## start
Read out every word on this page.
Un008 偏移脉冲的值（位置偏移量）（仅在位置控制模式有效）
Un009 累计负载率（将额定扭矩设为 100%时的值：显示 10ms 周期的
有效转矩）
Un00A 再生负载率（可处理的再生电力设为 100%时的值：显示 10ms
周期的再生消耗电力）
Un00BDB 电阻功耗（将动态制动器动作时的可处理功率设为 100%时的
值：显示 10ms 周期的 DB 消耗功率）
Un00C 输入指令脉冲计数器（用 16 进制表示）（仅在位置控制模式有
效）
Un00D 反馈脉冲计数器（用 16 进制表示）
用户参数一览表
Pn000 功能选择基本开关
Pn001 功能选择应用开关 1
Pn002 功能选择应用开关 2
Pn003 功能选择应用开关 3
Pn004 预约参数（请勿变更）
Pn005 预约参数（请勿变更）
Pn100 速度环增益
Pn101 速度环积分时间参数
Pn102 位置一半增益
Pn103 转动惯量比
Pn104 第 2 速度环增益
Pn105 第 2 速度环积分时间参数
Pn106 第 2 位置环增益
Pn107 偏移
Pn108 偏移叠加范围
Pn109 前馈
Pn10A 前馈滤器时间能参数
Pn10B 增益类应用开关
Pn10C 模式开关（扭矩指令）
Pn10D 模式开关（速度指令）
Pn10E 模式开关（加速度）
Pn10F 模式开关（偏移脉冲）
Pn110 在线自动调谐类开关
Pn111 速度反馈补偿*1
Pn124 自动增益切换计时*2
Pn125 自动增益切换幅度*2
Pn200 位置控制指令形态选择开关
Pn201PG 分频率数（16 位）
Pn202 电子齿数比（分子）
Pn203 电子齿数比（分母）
## end
Check every line for "功能选择应用开关" and show the ones that have it.

Pn001 功能选择应用开关 1
Pn002 功能选择应用开关 2
Pn003 功能选择应用开关 3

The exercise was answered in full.